GIVEN INSTRUCTION
Set down, in full, every record in the block.

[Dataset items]
>> START

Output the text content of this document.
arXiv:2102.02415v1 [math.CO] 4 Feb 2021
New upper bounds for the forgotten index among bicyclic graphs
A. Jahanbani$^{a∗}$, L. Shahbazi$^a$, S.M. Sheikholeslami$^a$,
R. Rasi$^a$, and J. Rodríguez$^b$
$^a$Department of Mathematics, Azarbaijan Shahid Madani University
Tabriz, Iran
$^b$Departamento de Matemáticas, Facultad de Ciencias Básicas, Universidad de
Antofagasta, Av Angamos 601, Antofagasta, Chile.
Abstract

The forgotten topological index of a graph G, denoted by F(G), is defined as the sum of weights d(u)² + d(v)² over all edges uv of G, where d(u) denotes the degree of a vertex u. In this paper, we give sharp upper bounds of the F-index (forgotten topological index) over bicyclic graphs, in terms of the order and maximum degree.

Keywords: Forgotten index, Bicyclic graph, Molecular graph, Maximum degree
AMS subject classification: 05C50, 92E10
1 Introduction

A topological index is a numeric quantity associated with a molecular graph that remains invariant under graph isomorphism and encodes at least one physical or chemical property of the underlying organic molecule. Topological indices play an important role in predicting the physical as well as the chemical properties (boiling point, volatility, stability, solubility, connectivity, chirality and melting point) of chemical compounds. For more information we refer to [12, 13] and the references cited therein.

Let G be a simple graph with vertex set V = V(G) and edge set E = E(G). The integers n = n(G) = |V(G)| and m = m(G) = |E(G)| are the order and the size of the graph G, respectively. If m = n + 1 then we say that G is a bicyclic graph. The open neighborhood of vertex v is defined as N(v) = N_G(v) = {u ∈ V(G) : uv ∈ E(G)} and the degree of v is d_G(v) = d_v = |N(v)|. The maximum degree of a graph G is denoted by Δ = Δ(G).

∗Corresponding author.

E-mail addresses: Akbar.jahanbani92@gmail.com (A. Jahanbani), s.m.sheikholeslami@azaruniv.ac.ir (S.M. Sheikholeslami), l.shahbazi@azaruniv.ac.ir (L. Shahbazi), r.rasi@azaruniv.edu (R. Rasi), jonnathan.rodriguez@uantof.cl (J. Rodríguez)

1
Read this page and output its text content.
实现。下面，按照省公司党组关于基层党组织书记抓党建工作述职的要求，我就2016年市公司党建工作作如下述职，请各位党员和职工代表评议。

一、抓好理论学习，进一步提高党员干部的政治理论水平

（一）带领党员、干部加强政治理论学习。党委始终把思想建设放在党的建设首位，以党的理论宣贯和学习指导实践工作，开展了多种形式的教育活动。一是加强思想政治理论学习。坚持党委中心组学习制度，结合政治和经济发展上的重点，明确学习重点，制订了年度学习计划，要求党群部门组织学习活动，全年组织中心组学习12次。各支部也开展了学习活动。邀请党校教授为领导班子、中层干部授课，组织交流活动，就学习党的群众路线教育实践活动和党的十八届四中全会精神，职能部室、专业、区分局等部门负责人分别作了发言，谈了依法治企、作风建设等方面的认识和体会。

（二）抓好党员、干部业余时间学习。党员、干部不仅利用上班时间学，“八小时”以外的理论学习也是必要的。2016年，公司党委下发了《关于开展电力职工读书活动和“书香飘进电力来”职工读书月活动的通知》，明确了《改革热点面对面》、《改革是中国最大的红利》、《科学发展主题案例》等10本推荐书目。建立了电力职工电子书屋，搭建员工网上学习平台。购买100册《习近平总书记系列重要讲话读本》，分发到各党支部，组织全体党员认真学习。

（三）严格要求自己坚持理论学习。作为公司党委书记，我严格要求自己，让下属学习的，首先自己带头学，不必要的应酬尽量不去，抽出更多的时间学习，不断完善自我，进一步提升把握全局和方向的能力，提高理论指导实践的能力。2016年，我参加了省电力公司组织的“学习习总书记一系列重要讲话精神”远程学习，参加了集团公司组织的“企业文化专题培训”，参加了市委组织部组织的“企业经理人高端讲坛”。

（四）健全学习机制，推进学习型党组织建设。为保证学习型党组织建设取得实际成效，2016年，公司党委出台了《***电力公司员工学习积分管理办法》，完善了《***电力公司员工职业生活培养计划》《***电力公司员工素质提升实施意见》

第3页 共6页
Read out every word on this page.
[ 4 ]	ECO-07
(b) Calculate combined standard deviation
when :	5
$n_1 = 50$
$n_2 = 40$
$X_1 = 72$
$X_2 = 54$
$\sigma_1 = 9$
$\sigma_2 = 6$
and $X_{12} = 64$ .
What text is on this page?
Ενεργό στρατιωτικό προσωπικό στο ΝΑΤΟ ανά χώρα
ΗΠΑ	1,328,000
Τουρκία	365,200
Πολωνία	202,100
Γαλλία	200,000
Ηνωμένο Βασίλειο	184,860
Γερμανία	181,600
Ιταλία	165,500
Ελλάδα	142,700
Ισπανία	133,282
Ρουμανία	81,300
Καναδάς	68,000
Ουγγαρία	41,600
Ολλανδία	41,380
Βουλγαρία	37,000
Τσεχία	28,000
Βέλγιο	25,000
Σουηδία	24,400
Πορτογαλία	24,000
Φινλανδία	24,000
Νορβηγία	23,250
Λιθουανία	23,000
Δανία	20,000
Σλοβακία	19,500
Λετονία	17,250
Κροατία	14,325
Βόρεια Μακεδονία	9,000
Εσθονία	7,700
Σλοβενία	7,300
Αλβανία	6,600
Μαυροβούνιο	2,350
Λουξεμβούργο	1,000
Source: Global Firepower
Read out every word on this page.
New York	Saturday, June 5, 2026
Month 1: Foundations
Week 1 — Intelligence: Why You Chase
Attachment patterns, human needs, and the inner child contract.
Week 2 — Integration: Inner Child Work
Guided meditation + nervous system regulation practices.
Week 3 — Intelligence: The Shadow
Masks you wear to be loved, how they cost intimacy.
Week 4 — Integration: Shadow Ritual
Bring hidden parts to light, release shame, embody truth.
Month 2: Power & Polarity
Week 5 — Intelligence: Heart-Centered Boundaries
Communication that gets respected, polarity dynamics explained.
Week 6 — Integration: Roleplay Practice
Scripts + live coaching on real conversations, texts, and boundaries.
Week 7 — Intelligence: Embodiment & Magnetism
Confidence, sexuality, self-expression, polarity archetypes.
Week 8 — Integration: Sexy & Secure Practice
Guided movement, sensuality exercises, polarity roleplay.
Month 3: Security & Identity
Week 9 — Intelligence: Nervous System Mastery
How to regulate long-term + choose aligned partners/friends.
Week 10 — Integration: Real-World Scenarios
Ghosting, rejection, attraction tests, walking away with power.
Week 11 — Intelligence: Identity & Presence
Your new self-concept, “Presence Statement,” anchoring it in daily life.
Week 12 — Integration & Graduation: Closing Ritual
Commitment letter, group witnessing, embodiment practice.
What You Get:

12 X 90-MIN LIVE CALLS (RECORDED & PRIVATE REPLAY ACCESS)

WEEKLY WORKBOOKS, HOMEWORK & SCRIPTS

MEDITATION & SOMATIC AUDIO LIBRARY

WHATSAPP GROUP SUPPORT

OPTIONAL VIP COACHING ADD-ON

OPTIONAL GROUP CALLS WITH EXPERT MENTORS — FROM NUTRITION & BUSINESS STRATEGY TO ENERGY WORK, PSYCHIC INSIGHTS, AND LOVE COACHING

>> END

WRITTEN ANSWER
Output the text content of this document.
arXiv:2102.02415v1 [math.CO] 4 Feb 2021
New upper bounds for the forgotten index among bicyclic graphs
A. Jahanbani$^{a∗}$, L. Shahbazi$^a$, S.M. Sheikholeslami$^a$,
R. Rasi$^a$, and J. Rodríguez$^b$
$^a$Department of Mathematics, Azarbaijan Shahid Madani University
Tabriz, Iran
$^b$Departamento de Matemáticas, Facultad de Ciencias Básicas, Universidad de
Antofagasta, Av Angamos 601, Antofagasta, Chile.
Abstract

The forgotten topological index of a graph G, denoted by F(G), is defined as the sum of weights d(u)² + d(v)² over all edges uv of G, where d(u) denotes the degree of a vertex u. In this paper, we give sharp upper bounds of the F-index (forgotten topological index) over bicyclic graphs, in terms of the order and maximum degree.

Keywords: Forgotten index, Bicyclic graph, Molecular graph, Maximum degree
AMS subject classification: 05C50, 92E10
1 Introduction

A topological index is a numeric quantity associated with a molecular graph that remains invariant under graph isomorphism and encodes at least one physical or chemical property of the underlying organic molecule. Topological indices play an important role in predicting the physical as well as the chemical properties (boiling point, volatility, stability, solubility, connectivity, chirality and melting point) of chemical compounds. For more information we refer to [12, 13] and the references cited therein.

Let G be a simple graph with vertex set V = V(G) and edge set E = E(G). The integers n = n(G) = |V(G)| and m = m(G) = |E(G)| are the order and the size of the graph G, respectively. If m = n + 1 then we say that G is a bicyclic graph. The open neighborhood of vertex v is defined as N(v) = N_G(v) = {u ∈ V(G) : uv ∈ E(G)} and the degree of v is d_G(v) = d_v = |N(v)|. The maximum degree of a graph G is denoted by Δ = Δ(G).

∗Corresponding author.

E-mail addresses: Akbar.jahanbani92@gmail.com (A. Jahanbani), s.m.sheikholeslami@azaruniv.ac.ir (S.M. Sheikholeslami), l.shahbazi@azaruniv.ac.ir (L. Shahbazi), r.rasi@azaruniv.edu (R. Rasi), jonnathan.rodriguez@uantof.cl (J. Rodríguez)

1
Read this page and output its text content.
实现。下面，按照省公司党组关于基层党组织书记抓党建工作述职的要求，我就2016年市公司党建工作作如下述职，请各位党员和职工代表评议。

一、抓好理论学习，进一步提高党员干部的政治理论水平

（一）带领党员、干部加强政治理论学习。党委始终把思想建设放在党的建设首位，以党的理论宣贯和学习指导实践工作，开展了多种形式的教育活动。一是加强思想政治理论学习。坚持党委中心组学习制度，结合政治和经济发展上的重点，明确学习重点，制订了年度学习计划，要求党群部门组织学习活动，全年组织中心组学习12次。各支部也开展了学习活动。邀请党校教授为领导班子、中层干部授课，组织交流活动，就学习党的群众路线教育实践活动和党的十八届四中全会精神，职能部室、专业、区分局等部门负责人分别作了发言，谈了依法治企、作风建设等方面的认识和体会。

（二）抓好党员、干部业余时间学习。党员、干部不仅利用上班时间学，“八小时”以外的理论学习也是必要的。2016年，公司党委下发了《关于开展电力职工读书活动和“书香飘进电力来”职工读书月活动的通知》，明确了《改革热点面对面》、《改革是中国最大的红利》、《科学发展主题案例》等10本推荐书目。建立了电力职工电子书屋，搭建员工网上学习平台。购买100册《习近平总书记系列重要讲话读本》，分发到各党支部，组织全体党员认真学习。

（三）严格要求自己坚持理论学习。作为公司党委书记，我严格要求自己，让下属学习的，首先自己带头学，不必要的应酬尽量不去，抽出更多的时间学习，不断完善自我，进一步提升把握全局和方向的能力，提高理论指导实践的能力。2016年，我参加了省电力公司组织的“学习习总书记一系列重要讲话精神”远程学习，参加了集团公司组织的“企业文化专题培训”，参加了市委组织部组织的“企业经理人高端讲坛”。

（四）健全学习机制，推进学习型党组织建设。为保证学习型党组织建设取得实际成效，2016年，公司党委出台了《***电力公司员工学习积分管理办法》，完善了《***电力公司员工职业生活培养计划》《***电力公司员工素质提升实施意见》

第3页 共6页
Read out every word on this page.
[ 4 ]	ECO-07
(b) Calculate combined standard deviation
when :	5
$n_1 = 50$
$n_2 = 40$
$X_1 = 72$
$X_2 = 54$
$\sigma_1 = 9$
$\sigma_2 = 6$
and $X_{12} = 64$ .
What text is on this page?
Ενεργό στρατιωτικό προσωπικό στο ΝΑΤΟ ανά χώρα
ΗΠΑ	1,328,000
Τουρκία	365,200
Πολωνία	202,100
Γαλλία	200,000
Ηνωμένο Βασίλειο	184,860
Γερμανία	181,600
Ιταλία	165,500
Ελλάδα	142,700
Ισπανία	133,282
Ρουμανία	81,300
Καναδάς	68,000
Ουγγαρία	41,600
Ολλανδία	41,380
Βουλγαρία	37,000
Τσεχία	28,000
Βέλγιο	25,000
Σουηδία	24,400
Πορτογαλία	24,000
Φινλανδία	24,000
Νορβηγία	23,250
Λιθουανία	23,000
Δανία	20,000
Σλοβακία	19,500
Λετονία	17,250
Κροατία	14,325
Βόρεια Μακεδονία	9,000
Εσθονία	7,700
Σλοβενία	7,300
Αλβανία	6,600
Μαυροβούνιο	2,350
Λουξεμβούργο	1,000
Source: Global Firepower
Read out every word on this page.
New York	Saturday, June 5, 2026
Month 1: Foundations
Week 1 — Intelligence: Why You Chase
Attachment patterns, human needs, and the inner child contract.
Week 2 — Integration: Inner Child Work
Guided meditation + nervous system regulation practices.
Week 3 — Intelligence: The Shadow
Masks you wear to be loved, how they cost intimacy.
Week 4 — Integration: Shadow Ritual
Bring hidden parts to light, release shame, embody truth.
Month 2: Power & Polarity
Week 5 — Intelligence: Heart-Centered Boundaries
Communication that gets respected, polarity dynamics explained.
Week 6 — Integration: Roleplay Practice
Scripts + live coaching on real conversations, texts, and boundaries.
Week 7 — Intelligence: Embodiment & Magnetism
Confidence, sexuality, self-expression, polarity archetypes.
Week 8 — Integration: Sexy & Secure Practice
Guided movement, sensuality exercises, polarity roleplay.
Month 3: Security & Identity
Week 9 — Intelligence: Nervous System Mastery
How to regulate long-term + choose aligned partners/friends.
Week 10 — Integration: Real-World Scenarios
Ghosting, rejection, attraction tests, walking away with power.
Week 11 — Intelligence: Identity & Presence
Your new self-concept, “Presence Statement,” anchoring it in daily life.
Week 12 — Integration & Graduation: Closing Ritual
Commitment letter, group witnessing, embodiment practice.
What You Get:

12 X 90-MIN LIVE CALLS (RECORDED & PRIVATE REPLAY ACCESS)

WEEKLY WORKBOOKS, HOMEWORK & SCRIPTS

MEDITATION & SOMATIC AUDIO LIBRARY

WHATSAPP GROUP SUPPORT

OPTIONAL VIP COACHING ADD-ON

OPTIONAL GROUP CALLS WITH EXPERT MENTORS — FROM NUTRITION & BUSINESS STRATEGY TO ENERGY WORK, PSYCHIC INSIGHTS, AND LOVE COACHING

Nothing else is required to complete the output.